SET EXERCISE: Copy each line of the records that contains the word "nghiên".

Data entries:
-------------------------
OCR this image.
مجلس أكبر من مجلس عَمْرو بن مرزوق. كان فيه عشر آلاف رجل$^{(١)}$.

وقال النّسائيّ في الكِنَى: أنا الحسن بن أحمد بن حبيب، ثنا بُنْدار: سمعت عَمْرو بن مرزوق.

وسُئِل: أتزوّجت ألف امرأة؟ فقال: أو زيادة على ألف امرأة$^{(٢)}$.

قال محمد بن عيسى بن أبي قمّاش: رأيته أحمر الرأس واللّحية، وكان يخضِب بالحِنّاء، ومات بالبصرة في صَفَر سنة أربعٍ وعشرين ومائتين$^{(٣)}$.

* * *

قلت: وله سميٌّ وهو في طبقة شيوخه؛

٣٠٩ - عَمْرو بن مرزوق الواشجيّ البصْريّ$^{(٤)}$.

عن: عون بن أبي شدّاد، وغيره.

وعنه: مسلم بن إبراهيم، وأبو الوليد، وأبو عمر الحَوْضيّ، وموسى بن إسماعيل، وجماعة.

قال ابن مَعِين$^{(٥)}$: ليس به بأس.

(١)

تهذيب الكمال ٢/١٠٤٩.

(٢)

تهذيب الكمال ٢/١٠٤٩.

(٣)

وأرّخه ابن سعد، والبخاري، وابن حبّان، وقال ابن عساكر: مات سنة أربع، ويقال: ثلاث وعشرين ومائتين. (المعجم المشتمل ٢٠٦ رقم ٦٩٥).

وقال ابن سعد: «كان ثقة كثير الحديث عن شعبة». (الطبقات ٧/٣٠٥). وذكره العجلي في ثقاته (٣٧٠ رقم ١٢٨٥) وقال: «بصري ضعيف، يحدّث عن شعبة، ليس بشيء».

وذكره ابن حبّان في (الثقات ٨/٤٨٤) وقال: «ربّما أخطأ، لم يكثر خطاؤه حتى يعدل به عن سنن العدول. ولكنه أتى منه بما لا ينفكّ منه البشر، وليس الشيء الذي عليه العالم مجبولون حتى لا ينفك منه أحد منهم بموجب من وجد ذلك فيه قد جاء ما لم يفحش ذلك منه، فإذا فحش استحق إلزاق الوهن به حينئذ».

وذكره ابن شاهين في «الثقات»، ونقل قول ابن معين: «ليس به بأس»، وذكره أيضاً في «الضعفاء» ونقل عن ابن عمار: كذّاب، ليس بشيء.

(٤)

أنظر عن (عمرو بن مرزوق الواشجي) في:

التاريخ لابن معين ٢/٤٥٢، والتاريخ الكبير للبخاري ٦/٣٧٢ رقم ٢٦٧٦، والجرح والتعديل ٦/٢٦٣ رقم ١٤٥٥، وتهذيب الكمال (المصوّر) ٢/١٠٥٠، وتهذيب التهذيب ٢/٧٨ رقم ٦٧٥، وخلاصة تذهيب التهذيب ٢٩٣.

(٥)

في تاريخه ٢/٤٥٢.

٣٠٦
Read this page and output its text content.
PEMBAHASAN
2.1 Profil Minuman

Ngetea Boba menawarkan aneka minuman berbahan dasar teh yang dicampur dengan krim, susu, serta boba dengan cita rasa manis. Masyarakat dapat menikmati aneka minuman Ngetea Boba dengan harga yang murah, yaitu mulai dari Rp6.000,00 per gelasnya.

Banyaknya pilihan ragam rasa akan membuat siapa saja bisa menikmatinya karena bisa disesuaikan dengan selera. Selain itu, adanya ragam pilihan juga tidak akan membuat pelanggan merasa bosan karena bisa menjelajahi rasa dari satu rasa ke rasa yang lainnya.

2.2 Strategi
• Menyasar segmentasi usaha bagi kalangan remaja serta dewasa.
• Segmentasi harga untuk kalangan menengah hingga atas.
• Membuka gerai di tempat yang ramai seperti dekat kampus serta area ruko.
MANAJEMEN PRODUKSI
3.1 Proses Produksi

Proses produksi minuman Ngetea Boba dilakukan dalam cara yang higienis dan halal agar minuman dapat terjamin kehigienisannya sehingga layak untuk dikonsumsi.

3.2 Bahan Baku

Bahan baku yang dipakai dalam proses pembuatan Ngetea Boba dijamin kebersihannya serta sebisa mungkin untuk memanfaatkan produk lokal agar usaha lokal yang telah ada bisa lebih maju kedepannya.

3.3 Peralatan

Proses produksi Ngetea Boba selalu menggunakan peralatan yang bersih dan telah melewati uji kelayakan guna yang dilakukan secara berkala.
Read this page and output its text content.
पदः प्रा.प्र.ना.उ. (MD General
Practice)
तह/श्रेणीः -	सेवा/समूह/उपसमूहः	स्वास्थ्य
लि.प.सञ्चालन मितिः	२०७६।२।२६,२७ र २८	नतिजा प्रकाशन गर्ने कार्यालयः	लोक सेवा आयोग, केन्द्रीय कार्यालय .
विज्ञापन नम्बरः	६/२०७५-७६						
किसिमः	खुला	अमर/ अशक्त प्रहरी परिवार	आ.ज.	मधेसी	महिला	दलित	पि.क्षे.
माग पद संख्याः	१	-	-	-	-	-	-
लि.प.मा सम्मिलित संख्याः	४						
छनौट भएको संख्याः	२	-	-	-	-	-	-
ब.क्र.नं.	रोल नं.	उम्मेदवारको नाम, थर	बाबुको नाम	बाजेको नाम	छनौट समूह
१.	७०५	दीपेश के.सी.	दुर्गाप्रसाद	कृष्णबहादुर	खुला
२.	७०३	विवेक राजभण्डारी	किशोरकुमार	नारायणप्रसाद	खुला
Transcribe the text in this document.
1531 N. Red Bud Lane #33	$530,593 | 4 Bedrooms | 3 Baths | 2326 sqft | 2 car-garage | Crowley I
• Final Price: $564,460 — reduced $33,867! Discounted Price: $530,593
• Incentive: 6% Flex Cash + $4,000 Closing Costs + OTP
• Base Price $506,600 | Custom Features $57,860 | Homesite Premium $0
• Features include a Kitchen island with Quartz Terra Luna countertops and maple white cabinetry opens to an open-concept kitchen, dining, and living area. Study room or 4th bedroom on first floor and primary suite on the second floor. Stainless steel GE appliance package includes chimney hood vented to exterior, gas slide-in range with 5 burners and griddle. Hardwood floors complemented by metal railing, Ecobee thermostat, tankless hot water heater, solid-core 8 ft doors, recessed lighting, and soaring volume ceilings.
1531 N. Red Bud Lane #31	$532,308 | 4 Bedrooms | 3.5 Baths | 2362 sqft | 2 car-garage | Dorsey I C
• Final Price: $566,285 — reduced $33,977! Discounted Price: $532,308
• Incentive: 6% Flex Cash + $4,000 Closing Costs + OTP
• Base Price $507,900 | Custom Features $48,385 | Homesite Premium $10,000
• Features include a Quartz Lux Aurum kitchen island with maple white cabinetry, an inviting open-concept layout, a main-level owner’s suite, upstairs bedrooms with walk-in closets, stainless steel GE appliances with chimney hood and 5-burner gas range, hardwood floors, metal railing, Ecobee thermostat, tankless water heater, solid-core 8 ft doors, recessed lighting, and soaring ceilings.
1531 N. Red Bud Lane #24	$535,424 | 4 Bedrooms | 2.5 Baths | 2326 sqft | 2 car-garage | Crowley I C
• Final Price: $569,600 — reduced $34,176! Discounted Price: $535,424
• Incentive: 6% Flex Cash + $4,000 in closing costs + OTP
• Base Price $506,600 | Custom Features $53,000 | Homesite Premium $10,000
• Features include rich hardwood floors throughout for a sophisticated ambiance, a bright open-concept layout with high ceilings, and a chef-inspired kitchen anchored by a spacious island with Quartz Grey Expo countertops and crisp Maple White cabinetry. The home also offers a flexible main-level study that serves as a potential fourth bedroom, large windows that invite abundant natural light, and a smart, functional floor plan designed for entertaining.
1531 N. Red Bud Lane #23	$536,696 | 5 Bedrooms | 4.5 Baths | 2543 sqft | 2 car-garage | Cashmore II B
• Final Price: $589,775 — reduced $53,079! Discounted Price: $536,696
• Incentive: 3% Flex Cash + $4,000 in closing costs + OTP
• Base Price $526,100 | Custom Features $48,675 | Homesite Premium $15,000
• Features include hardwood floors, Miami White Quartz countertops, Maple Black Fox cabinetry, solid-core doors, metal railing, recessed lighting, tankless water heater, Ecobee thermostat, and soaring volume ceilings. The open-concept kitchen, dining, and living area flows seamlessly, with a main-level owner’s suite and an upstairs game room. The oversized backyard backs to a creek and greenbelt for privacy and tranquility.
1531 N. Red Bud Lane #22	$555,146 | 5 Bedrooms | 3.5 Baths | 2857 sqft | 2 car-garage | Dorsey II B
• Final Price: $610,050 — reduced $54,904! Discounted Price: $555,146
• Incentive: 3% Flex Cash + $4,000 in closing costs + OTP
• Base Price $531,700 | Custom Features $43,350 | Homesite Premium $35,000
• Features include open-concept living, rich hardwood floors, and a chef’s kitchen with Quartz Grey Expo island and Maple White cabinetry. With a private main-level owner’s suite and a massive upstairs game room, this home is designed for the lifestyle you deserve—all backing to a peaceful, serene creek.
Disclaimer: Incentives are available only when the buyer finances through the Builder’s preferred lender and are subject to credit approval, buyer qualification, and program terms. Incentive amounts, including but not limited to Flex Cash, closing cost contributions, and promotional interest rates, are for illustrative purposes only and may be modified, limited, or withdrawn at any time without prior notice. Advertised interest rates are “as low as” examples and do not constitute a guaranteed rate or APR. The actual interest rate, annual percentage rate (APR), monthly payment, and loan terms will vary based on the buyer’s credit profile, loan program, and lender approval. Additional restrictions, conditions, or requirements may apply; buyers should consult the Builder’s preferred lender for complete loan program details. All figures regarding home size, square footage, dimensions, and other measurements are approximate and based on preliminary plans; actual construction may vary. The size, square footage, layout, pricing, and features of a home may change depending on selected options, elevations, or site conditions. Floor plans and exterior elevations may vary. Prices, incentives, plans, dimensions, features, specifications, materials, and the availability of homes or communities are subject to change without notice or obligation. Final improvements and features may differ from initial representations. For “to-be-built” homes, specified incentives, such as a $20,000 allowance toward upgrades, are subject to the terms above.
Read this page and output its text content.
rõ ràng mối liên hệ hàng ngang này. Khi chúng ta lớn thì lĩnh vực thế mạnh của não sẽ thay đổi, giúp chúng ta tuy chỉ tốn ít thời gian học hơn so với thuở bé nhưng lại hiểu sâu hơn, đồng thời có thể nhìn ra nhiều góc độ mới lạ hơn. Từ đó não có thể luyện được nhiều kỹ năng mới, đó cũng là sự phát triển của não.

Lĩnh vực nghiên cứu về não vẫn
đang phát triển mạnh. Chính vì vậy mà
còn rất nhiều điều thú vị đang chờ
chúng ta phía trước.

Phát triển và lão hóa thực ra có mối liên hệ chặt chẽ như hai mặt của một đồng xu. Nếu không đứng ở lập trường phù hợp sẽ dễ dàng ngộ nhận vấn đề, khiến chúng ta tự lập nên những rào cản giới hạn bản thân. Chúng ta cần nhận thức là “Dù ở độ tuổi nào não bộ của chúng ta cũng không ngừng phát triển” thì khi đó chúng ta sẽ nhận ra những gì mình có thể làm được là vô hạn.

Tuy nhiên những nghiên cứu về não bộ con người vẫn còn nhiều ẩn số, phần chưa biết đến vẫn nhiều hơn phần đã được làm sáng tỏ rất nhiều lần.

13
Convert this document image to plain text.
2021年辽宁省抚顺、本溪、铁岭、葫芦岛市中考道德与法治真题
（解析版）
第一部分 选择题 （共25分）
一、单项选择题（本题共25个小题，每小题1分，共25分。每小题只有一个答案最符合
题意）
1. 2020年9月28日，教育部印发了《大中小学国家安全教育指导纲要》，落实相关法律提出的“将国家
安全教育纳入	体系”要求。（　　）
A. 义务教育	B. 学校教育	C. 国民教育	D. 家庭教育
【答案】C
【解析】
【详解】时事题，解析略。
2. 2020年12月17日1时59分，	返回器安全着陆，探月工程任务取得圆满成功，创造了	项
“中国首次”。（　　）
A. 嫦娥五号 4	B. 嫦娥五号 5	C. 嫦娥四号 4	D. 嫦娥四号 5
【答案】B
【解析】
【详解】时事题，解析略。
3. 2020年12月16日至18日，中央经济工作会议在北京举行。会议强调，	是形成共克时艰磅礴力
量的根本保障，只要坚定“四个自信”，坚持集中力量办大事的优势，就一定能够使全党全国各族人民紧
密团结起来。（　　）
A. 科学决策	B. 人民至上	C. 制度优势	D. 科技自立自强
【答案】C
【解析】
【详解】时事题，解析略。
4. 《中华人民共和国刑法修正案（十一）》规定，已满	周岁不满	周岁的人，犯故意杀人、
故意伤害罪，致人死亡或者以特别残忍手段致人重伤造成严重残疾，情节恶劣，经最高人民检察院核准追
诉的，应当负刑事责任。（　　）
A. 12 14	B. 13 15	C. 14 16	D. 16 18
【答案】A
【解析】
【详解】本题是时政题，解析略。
-------------------------
EXERCISE RESULT:
Lĩnh vực nghiên cứu về não vẫn
Tuy nhiên những nghiên cứu về não bộ con người vẫn còn nhiều ẩn số, phần chưa biết đến vẫn nhiều hơn phần đã được làm sáng tỏ rất nhiều lần.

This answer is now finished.